[Directive]: Beneath this task is a listing. State how many of its lines include the string "regulations", giving nothing but the number.

╔══

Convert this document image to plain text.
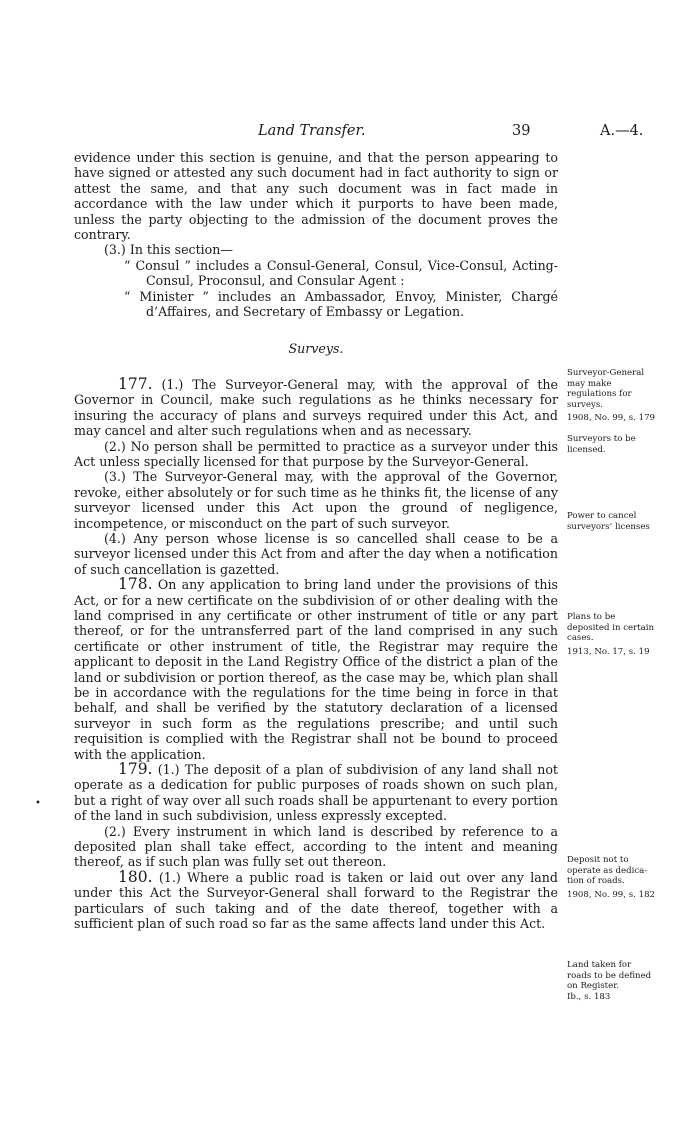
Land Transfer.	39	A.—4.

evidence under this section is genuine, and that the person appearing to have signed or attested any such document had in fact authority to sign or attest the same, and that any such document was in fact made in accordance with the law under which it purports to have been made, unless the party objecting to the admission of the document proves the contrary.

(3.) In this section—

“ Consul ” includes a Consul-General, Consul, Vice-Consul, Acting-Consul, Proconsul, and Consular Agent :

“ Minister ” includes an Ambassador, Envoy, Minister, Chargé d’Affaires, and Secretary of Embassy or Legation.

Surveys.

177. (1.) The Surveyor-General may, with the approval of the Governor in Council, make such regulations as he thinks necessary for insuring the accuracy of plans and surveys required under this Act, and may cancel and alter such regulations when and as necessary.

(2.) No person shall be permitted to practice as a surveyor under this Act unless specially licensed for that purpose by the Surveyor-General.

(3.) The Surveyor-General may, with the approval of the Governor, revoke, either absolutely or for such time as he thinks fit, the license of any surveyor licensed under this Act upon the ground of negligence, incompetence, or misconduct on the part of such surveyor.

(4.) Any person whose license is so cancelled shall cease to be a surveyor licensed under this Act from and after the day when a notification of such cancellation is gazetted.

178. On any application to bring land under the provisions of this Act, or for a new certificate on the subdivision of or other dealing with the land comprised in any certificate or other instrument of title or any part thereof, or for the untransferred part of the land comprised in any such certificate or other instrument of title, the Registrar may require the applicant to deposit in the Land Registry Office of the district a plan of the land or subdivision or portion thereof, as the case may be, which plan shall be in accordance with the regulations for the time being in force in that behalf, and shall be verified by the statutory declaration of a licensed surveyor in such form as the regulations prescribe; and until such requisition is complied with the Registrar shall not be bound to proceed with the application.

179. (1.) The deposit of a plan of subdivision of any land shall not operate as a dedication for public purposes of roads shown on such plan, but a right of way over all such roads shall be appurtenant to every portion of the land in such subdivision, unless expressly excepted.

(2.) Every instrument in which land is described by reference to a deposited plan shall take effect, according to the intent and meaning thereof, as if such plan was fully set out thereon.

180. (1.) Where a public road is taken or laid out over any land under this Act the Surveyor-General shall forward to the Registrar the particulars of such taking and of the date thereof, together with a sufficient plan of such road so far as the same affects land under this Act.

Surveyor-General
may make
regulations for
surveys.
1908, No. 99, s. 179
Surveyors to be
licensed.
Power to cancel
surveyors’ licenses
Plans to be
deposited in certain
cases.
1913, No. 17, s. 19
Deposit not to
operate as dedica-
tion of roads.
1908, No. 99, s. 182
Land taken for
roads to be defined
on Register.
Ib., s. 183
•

╚══
╔══

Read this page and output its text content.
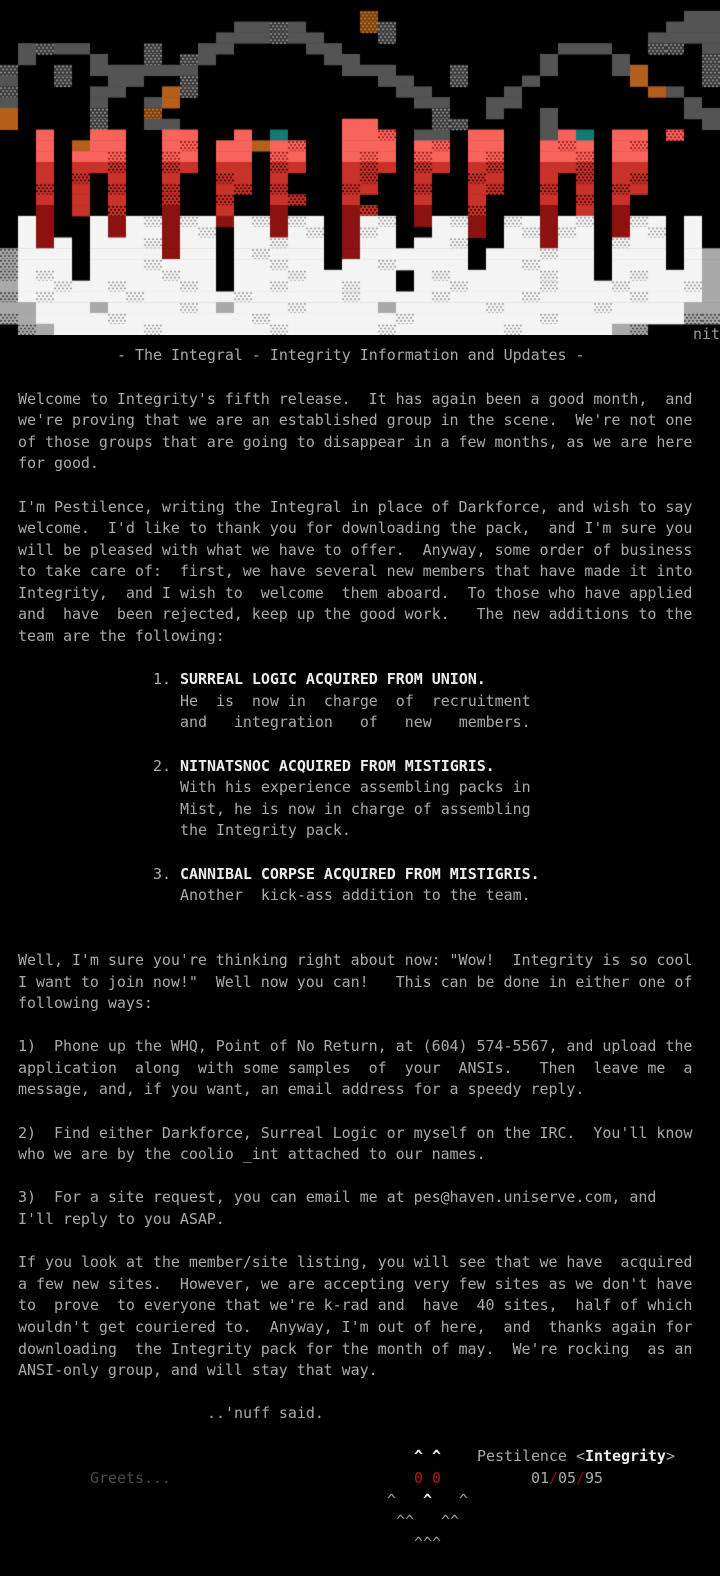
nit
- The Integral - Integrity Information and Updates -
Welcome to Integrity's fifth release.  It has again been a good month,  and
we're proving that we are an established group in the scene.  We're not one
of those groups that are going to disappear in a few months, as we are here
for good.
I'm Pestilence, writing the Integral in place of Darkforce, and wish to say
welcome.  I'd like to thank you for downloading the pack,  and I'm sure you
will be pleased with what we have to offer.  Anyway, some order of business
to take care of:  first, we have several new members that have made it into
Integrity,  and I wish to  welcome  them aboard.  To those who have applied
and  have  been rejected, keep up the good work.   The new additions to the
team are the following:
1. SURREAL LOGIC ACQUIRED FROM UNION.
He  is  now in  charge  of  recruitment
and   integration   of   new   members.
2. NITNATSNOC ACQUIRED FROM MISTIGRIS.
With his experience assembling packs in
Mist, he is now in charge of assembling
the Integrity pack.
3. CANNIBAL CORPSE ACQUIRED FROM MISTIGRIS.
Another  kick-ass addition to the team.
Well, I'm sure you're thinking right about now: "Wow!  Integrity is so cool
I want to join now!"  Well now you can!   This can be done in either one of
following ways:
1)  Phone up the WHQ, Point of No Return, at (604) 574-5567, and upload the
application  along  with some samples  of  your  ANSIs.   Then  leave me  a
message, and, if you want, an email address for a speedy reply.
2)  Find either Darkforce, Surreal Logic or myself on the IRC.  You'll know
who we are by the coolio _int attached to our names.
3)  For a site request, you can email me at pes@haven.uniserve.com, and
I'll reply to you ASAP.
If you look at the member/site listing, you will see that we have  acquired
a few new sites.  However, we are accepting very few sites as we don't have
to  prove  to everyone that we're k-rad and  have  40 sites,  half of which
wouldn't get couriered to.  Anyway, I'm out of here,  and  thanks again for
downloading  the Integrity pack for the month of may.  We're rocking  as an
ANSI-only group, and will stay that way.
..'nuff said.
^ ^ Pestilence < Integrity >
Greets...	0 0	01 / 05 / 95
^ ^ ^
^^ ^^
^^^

╚══

[Result of this exercise]: 3